CHALLENGE:
Reproduce every line of the listing below word for word.
— Start SUPPLIED MATERIAL —
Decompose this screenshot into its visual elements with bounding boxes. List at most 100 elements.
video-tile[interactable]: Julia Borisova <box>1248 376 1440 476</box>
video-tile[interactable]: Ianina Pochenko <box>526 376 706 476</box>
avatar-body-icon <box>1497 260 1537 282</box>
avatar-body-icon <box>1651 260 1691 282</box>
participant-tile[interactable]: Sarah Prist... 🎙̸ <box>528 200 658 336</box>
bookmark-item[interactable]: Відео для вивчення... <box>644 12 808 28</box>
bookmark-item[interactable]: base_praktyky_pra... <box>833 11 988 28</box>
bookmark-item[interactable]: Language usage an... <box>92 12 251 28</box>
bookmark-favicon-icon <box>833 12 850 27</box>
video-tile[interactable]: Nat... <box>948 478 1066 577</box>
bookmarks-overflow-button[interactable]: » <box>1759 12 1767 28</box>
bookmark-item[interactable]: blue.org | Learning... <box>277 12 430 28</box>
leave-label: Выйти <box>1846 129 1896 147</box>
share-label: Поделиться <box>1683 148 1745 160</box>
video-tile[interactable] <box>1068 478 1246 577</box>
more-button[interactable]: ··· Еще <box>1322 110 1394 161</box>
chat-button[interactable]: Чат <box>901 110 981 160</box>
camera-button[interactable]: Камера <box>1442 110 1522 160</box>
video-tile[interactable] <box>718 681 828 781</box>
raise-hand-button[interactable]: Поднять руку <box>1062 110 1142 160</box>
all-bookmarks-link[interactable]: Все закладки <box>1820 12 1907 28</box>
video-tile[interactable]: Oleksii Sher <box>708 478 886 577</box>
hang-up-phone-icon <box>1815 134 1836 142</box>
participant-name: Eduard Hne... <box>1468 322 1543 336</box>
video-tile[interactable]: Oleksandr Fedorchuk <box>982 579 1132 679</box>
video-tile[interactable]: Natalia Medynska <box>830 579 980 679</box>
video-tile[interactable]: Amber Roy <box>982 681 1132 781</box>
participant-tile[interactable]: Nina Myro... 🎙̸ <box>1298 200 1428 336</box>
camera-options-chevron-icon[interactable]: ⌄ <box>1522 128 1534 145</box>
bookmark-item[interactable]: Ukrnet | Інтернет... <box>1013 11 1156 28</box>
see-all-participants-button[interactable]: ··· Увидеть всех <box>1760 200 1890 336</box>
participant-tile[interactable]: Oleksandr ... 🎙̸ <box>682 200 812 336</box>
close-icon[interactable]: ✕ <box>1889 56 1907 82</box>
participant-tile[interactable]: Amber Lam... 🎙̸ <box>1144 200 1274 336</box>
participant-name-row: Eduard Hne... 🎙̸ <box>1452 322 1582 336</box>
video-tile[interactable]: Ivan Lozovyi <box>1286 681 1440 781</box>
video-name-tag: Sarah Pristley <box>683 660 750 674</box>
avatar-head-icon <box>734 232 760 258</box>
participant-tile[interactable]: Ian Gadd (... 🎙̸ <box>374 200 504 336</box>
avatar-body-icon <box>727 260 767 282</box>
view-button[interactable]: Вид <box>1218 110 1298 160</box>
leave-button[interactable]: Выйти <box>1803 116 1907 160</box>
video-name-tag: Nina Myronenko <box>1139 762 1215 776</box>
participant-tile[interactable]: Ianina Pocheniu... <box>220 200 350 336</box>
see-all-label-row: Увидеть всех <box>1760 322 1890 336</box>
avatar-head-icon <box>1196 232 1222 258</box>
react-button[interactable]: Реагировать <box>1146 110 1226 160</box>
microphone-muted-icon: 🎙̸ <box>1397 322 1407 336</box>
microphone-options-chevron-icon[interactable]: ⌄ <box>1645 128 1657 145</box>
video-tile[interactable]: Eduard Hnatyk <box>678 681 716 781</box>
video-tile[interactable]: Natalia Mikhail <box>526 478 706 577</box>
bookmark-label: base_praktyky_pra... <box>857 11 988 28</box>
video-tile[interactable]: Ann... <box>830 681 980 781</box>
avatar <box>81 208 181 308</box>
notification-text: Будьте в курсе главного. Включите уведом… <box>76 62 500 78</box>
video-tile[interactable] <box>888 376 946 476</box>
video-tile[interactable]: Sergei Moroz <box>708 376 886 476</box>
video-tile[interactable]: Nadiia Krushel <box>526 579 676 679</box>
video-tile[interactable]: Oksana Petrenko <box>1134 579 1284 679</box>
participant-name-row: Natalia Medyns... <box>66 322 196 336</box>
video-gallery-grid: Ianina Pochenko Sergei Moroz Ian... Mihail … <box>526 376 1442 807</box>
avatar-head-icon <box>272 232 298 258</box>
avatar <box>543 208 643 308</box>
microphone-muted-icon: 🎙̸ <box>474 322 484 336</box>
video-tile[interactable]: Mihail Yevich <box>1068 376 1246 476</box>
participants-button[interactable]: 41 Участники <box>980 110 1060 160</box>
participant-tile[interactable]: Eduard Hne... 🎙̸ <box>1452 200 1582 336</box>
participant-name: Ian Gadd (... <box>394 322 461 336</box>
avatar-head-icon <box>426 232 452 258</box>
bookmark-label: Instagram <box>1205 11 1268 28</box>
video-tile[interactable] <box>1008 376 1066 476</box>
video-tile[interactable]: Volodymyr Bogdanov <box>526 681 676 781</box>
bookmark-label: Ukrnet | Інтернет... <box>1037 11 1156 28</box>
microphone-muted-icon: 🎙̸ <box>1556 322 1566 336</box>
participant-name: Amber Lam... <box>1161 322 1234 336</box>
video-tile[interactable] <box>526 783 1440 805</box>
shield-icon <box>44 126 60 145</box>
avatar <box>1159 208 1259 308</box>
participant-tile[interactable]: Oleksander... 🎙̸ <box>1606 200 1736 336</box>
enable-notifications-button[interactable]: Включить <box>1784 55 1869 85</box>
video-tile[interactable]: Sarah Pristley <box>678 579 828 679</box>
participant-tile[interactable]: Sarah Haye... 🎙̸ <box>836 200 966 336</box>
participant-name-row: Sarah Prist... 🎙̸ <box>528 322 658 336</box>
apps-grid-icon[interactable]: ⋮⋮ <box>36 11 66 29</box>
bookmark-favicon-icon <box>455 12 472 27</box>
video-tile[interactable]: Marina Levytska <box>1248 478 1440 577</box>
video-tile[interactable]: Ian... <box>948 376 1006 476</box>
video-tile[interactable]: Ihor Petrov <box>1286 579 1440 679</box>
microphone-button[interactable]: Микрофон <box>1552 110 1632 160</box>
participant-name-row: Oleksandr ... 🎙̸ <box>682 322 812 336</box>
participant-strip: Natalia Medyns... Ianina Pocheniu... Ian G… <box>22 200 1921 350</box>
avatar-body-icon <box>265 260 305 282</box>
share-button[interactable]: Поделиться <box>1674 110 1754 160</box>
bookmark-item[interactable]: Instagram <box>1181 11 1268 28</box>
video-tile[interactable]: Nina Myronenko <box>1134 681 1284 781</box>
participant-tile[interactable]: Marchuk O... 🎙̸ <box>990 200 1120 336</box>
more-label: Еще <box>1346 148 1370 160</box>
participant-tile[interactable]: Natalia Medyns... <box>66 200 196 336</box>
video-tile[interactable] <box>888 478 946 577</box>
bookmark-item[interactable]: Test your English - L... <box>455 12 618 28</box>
— End SUPPLIED MATERIAL —
THE RESULT:
Decompose this screenshot into its visual elements with bounding boxes. List at most 100 elements.
video-tile[interactable]: Julia Borisova <box>1248 376 1440 476</box>
video-tile[interactable]: Ianina Pochenko <box>526 376 706 476</box>
avatar-body-icon <box>1497 260 1537 282</box>
avatar-body-icon <box>1651 260 1691 282</box>
participant-tile[interactable]: Sarah Prist... 🎙̸ <box>528 200 658 336</box>
bookmark-item[interactable]: Відео для вивчення... <box>644 12 808 28</box>
bookmark-item[interactable]: base_praktyky_pra... <box>833 11 988 28</box>
bookmark-item[interactable]: Language usage an... <box>92 12 251 28</box>
bookmark-favicon-icon <box>833 12 850 27</box>
video-tile[interactable]: Nat... <box>948 478 1066 577</box>
bookmarks-overflow-button[interactable]: » <box>1759 12 1767 28</box>
bookmark-item[interactable]: blue.org | Learning... <box>277 12 430 28</box>
leave-label: Выйти <box>1846 129 1896 147</box>
share-label: Поделиться <box>1683 148 1745 160</box>
video-tile[interactable] <box>1068 478 1246 577</box>
more-button[interactable]: ··· Еще <box>1322 110 1394 161</box>
chat-button[interactable]: Чат <box>901 110 981 160</box>
camera-button[interactable]: Камера <box>1442 110 1522 160</box>
video-tile[interactable] <box>718 681 828 781</box>
raise-hand-button[interactable]: Поднять руку <box>1062 110 1142 160</box>
all-bookmarks-link[interactable]: Все закладки <box>1820 12 1907 28</box>
video-tile[interactable]: Oleksii Sher <box>708 478 886 577</box>
hang-up-phone-icon <box>1815 134 1836 142</box>
participant-name: Eduard Hne... <box>1468 322 1543 336</box>
video-tile[interactable]: Oleksandr Fedorchuk <box>982 579 1132 679</box>
video-tile[interactable]: Natalia Medynska <box>830 579 980 679</box>
video-tile[interactable]: Amber Roy <box>982 681 1132 781</box>
participant-tile[interactable]: Nina Myro... 🎙̸ <box>1298 200 1428 336</box>
camera-options-chevron-icon[interactable]: ⌄ <box>1522 128 1534 145</box>
bookmark-item[interactable]: Ukrnet | Інтернет... <box>1013 11 1156 28</box>
see-all-participants-button[interactable]: ··· Увидеть всех <box>1760 200 1890 336</box>
participant-tile[interactable]: Oleksandr ... 🎙̸ <box>682 200 812 336</box>
close-icon[interactable]: ✕ <box>1889 56 1907 82</box>
participant-tile[interactable]: Amber Lam... 🎙̸ <box>1144 200 1274 336</box>
participant-name-row: Eduard Hne... 🎙̸ <box>1452 322 1582 336</box>
video-tile[interactable]: Ivan Lozovyi <box>1286 681 1440 781</box>
video-name-tag: Sarah Pristley <box>683 660 750 674</box>
avatar-head-icon <box>734 232 760 258</box>
participant-tile[interactable]: Ian Gadd (... 🎙̸ <box>374 200 504 336</box>
avatar-body-icon <box>727 260 767 282</box>
view-button[interactable]: Вид <box>1218 110 1298 160</box>
leave-button[interactable]: Выйти <box>1803 116 1907 160</box>
video-name-tag: Nina Myronenko <box>1139 762 1215 776</box>
participant-tile[interactable]: Ianina Pocheniu... <box>220 200 350 336</box>
see-all-label-row: Увидеть всех <box>1760 322 1890 336</box>
avatar-head-icon <box>1196 232 1222 258</box>
react-button[interactable]: Реагировать <box>1146 110 1226 160</box>
microphone-muted-icon: 🎙̸ <box>1397 322 1407 336</box>
microphone-options-chevron-icon[interactable]: ⌄ <box>1645 128 1657 145</box>
video-tile[interactable]: Eduard Hnatyk <box>678 681 716 781</box>
video-tile[interactable]: Natalia Mikhail <box>526 478 706 577</box>
bookmark-label: base_praktyky_pra... <box>857 11 988 28</box>
video-tile[interactable]: Ann... <box>830 681 980 781</box>
avatar <box>81 208 181 308</box>
notification-text: Будьте в курсе главного. Включите уведом… <box>76 62 500 78</box>
video-tile[interactable] <box>888 376 946 476</box>
video-tile[interactable]: Sergei Moroz <box>708 376 886 476</box>
video-tile[interactable]: Nadiia Krushel <box>526 579 676 679</box>
video-tile[interactable]: Oksana Petrenko <box>1134 579 1284 679</box>
participant-name-row: Natalia Medyns... <box>66 322 196 336</box>
video-gallery-grid: Ianina Pochenko Sergei Moroz Ian... Mihail … <box>526 376 1442 807</box>
avatar-head-icon <box>272 232 298 258</box>
avatar <box>543 208 643 308</box>
microphone-muted-icon: 🎙̸ <box>474 322 484 336</box>
video-tile[interactable]: Mihail Yevich <box>1068 376 1246 476</box>
participants-button[interactable]: 41 Участники <box>980 110 1060 160</box>
participant-tile[interactable]: Eduard Hne... 🎙̸ <box>1452 200 1582 336</box>
participant-name: Ian Gadd (... <box>394 322 461 336</box>
avatar-head-icon <box>426 232 452 258</box>
bookmark-label: Instagram <box>1205 11 1268 28</box>
video-tile[interactable] <box>1008 376 1066 476</box>
video-tile[interactable]: Volodymyr Bogdanov <box>526 681 676 781</box>
bookmark-label: Ukrnet | Інтернет... <box>1037 11 1156 28</box>
microphone-muted-icon: 🎙̸ <box>1556 322 1566 336</box>
participant-name: Amber Lam... <box>1161 322 1234 336</box>
video-tile[interactable] <box>526 783 1440 805</box>
shield-icon <box>44 126 60 145</box>
avatar <box>1159 208 1259 308</box>
participant-tile[interactable]: Oleksander... 🎙̸ <box>1606 200 1736 336</box>
enable-notifications-button[interactable]: Включить <box>1784 55 1869 85</box>
video-tile[interactable]: Sarah Pristley <box>678 579 828 679</box>
participant-tile[interactable]: Sarah Haye... 🎙̸ <box>836 200 966 336</box>
participant-name-row: Sarah Prist... 🎙̸ <box>528 322 658 336</box>
apps-grid-icon[interactable]: ⋮⋮ <box>36 11 66 29</box>
bookmark-favicon-icon <box>455 12 472 27</box>
video-tile[interactable]: Marina Levytska <box>1248 478 1440 577</box>
video-tile[interactable]: Ian... <box>948 376 1006 476</box>
video-tile[interactable]: Ihor Petrov <box>1286 579 1440 679</box>
microphone-button[interactable]: Микрофон <box>1552 110 1632 160</box>
participant-name-row: Oleksandr ... 🎙̸ <box>682 322 812 336</box>
participant-strip: Natalia Medyns... Ianina Pocheniu... Ian G… <box>22 200 1921 350</box>
avatar-body-icon <box>265 260 305 282</box>
share-button[interactable]: Поделиться <box>1674 110 1754 160</box>
bookmark-item[interactable]: Instagram <box>1181 11 1268 28</box>
video-tile[interactable]: Nina Myronenko <box>1134 681 1284 781</box>
participant-tile[interactable]: Marchuk O... 🎙̸ <box>990 200 1120 336</box>
more-label: Еще <box>1346 148 1370 160</box>
participant-tile[interactable]: Natalia Medyns... <box>66 200 196 336</box>
video-tile[interactable] <box>888 478 946 577</box>
bookmark-item[interactable]: Test your English - L... <box>455 12 618 28</box>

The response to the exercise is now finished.